### Task inputs ###
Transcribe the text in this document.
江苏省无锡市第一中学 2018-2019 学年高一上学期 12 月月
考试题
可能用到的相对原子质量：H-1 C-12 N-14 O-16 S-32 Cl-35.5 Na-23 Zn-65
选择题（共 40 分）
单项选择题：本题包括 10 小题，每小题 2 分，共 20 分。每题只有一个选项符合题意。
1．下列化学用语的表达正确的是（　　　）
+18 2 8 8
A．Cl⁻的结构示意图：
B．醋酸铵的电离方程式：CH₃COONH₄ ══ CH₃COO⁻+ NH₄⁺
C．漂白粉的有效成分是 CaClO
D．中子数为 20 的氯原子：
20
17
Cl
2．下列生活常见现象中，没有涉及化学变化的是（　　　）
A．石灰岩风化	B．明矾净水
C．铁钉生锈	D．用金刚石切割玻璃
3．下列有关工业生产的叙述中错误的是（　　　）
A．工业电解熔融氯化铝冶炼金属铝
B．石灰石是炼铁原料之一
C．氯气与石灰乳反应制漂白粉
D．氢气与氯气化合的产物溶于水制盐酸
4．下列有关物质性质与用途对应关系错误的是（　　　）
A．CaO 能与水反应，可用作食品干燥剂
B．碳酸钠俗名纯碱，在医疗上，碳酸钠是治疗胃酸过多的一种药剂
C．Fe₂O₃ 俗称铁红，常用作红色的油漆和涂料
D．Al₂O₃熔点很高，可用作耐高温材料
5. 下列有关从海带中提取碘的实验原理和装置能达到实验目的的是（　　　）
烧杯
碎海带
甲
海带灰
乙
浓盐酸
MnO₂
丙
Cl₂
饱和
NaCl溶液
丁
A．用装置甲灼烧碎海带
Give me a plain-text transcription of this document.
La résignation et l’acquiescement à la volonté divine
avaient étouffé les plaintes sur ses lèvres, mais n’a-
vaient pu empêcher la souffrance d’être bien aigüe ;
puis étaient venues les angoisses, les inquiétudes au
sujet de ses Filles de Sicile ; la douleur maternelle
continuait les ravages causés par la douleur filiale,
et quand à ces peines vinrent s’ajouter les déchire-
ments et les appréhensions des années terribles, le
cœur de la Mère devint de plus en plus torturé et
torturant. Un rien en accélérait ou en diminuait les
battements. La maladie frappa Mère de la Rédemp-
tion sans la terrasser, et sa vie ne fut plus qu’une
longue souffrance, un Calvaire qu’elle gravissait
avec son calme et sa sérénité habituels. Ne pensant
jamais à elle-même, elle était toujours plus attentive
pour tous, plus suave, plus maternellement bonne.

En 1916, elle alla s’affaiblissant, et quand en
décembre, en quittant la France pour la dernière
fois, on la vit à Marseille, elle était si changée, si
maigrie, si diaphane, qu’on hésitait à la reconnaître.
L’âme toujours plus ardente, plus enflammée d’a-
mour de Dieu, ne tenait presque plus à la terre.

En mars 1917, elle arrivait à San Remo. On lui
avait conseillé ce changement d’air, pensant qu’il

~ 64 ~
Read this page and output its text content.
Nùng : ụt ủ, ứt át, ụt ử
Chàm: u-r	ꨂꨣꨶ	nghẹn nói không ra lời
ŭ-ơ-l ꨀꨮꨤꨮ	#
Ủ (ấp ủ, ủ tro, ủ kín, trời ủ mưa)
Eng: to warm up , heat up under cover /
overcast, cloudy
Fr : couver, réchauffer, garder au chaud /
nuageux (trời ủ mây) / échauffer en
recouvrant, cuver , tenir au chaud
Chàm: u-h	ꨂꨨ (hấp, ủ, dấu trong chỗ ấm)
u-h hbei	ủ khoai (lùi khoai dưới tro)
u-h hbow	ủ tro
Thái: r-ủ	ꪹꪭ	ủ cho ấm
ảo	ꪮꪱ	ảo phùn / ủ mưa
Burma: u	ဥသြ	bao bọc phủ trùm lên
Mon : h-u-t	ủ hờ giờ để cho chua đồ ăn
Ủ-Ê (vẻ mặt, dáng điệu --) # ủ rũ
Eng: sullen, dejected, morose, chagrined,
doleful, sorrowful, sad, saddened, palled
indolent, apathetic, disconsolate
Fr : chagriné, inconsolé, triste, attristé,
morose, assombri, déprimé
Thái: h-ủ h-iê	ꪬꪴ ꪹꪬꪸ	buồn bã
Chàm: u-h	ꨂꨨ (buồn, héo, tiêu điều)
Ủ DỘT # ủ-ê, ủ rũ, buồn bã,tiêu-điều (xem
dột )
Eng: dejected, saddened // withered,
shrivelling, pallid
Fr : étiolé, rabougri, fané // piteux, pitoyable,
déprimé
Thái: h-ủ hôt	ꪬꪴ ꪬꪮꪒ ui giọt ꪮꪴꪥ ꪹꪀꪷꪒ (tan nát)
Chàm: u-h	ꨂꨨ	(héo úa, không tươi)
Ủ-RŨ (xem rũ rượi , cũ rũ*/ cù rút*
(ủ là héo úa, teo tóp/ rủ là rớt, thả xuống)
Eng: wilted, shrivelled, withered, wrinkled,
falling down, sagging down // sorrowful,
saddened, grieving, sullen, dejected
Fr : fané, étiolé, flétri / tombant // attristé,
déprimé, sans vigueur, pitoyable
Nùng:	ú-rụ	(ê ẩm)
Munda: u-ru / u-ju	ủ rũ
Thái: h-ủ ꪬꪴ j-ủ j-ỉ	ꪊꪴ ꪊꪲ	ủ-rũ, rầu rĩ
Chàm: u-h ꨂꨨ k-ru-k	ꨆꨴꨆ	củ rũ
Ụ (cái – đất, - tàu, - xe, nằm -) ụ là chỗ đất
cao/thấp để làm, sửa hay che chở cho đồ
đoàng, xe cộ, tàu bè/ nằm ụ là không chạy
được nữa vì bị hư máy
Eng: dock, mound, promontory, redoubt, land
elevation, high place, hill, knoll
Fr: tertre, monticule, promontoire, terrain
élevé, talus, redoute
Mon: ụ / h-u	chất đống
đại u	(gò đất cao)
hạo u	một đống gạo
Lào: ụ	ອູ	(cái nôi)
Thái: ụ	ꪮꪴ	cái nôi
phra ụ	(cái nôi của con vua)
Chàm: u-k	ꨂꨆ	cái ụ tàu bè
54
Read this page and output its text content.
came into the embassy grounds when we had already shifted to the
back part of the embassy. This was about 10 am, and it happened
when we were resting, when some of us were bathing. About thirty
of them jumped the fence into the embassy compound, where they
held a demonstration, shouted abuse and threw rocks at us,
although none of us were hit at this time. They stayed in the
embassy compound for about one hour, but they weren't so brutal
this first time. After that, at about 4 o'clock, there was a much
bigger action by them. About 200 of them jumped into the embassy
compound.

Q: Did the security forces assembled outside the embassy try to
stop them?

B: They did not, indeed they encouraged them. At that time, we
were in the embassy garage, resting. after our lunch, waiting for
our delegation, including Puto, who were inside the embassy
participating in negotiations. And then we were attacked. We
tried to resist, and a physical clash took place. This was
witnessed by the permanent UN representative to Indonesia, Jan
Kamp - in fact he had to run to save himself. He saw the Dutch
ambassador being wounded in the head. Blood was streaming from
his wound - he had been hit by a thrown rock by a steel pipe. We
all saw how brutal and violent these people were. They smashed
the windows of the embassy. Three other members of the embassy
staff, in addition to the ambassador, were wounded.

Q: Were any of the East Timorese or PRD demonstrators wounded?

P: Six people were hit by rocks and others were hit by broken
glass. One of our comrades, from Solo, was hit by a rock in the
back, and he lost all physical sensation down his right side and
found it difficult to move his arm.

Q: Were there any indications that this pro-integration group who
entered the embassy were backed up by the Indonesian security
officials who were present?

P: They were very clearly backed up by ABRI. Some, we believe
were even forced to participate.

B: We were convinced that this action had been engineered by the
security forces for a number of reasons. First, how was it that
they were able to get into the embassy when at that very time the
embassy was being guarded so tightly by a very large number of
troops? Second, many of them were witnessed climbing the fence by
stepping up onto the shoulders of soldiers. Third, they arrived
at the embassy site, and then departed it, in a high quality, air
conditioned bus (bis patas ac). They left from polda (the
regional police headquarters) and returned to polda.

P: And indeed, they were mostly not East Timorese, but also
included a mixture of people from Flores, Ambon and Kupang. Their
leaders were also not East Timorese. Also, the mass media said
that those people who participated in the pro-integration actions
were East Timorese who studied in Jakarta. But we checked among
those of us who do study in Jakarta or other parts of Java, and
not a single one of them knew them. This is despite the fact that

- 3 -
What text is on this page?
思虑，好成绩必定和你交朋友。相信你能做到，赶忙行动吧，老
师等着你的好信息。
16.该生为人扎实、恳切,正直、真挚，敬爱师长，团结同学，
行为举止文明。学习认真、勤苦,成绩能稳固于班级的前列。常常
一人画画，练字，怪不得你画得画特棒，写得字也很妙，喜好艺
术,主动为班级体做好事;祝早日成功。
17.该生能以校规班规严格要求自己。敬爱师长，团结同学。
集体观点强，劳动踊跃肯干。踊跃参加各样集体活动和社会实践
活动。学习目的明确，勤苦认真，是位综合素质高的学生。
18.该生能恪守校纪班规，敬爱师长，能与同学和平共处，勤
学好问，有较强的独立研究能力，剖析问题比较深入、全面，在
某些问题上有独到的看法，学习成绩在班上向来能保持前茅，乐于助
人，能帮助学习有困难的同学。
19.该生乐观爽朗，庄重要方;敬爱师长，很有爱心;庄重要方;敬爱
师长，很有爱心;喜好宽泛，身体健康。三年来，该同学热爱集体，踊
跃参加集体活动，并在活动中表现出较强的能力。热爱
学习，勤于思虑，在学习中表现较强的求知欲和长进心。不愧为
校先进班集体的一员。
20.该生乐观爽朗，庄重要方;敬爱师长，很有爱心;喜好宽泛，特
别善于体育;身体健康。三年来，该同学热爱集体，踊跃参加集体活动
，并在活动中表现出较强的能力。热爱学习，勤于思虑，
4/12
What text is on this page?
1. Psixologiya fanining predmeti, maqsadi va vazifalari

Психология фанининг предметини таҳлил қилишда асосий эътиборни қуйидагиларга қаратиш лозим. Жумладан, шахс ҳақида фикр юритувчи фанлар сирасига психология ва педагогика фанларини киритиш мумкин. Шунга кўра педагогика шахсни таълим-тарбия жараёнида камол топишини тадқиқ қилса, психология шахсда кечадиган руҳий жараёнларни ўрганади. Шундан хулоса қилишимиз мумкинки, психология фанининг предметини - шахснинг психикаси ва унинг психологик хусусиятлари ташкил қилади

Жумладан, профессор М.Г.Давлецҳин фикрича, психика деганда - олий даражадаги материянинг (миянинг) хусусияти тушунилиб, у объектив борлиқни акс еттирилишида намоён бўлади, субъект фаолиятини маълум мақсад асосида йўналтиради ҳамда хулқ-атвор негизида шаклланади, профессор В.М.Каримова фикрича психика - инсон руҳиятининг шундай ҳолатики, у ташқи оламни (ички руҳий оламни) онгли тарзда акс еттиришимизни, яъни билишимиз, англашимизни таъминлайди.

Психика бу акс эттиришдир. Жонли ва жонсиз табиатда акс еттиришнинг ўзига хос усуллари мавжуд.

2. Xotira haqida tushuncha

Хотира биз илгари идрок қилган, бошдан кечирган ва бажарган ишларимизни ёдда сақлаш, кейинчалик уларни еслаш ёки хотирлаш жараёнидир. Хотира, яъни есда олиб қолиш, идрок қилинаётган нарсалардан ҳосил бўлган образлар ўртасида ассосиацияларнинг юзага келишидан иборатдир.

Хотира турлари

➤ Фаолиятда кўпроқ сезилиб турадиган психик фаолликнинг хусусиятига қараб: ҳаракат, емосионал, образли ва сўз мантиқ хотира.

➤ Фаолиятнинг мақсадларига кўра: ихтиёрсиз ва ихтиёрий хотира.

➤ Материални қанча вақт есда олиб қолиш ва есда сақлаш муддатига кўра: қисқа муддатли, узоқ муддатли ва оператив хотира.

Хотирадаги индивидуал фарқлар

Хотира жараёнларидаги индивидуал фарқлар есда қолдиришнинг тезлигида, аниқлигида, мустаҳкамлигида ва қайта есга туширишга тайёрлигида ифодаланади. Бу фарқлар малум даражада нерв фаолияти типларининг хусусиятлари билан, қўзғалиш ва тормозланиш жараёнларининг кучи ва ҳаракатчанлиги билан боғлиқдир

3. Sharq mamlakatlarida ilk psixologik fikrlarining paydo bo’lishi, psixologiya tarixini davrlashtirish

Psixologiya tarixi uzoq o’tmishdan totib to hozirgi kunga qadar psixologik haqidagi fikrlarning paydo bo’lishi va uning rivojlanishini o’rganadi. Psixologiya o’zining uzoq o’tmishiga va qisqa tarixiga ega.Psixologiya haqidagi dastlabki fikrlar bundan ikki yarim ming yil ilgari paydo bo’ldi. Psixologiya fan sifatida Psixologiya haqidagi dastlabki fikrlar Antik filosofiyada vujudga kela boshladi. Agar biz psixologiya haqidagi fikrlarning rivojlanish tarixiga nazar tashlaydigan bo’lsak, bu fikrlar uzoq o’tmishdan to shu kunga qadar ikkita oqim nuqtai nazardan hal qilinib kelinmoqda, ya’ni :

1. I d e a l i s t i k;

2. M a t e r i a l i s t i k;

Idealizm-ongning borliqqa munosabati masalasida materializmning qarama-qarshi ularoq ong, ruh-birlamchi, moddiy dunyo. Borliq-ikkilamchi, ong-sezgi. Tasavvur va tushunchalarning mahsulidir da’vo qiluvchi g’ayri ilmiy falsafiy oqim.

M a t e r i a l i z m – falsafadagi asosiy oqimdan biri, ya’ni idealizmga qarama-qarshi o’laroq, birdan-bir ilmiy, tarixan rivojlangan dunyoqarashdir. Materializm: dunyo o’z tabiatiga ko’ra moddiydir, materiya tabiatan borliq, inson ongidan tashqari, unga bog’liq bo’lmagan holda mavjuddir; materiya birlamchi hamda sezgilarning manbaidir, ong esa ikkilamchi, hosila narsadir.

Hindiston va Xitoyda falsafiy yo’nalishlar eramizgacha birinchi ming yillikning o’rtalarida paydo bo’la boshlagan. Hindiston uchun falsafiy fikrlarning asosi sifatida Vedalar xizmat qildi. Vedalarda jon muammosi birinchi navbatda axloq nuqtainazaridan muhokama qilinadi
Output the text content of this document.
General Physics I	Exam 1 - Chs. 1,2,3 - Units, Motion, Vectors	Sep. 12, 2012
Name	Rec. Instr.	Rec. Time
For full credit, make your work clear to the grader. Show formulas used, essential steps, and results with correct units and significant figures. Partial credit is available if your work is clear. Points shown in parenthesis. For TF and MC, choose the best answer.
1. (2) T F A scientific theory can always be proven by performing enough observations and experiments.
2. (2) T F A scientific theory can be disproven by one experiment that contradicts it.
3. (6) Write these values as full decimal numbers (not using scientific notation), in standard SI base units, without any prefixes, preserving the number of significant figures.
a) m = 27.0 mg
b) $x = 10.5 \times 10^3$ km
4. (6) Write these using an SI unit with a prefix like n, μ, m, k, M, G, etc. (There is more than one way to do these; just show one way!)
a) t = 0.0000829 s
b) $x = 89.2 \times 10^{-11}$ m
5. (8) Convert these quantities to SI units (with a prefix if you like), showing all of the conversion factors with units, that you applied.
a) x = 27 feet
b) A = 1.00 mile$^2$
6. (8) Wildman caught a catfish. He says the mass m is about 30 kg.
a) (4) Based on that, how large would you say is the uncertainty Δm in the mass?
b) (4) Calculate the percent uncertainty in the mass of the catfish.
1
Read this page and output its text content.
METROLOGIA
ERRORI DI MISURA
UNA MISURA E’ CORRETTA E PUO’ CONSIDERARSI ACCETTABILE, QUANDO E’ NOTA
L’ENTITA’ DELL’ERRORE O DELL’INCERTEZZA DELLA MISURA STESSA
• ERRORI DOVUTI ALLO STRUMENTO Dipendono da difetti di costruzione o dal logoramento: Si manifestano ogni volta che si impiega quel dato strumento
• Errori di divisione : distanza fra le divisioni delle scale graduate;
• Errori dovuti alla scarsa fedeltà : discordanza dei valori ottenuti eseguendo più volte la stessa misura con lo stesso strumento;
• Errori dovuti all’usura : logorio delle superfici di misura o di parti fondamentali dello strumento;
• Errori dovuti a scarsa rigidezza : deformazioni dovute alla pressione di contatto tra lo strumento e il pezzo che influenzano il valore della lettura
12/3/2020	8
###
◆ **Instructions for the task**
Select all lines in the listing above where the word "large" appears, and show them.

◆ **Answer to the task**
embassy was being guarded so tightly by a very large number of
a) (4) Based on that, how large would you say is the uncertainty Δm in the mass?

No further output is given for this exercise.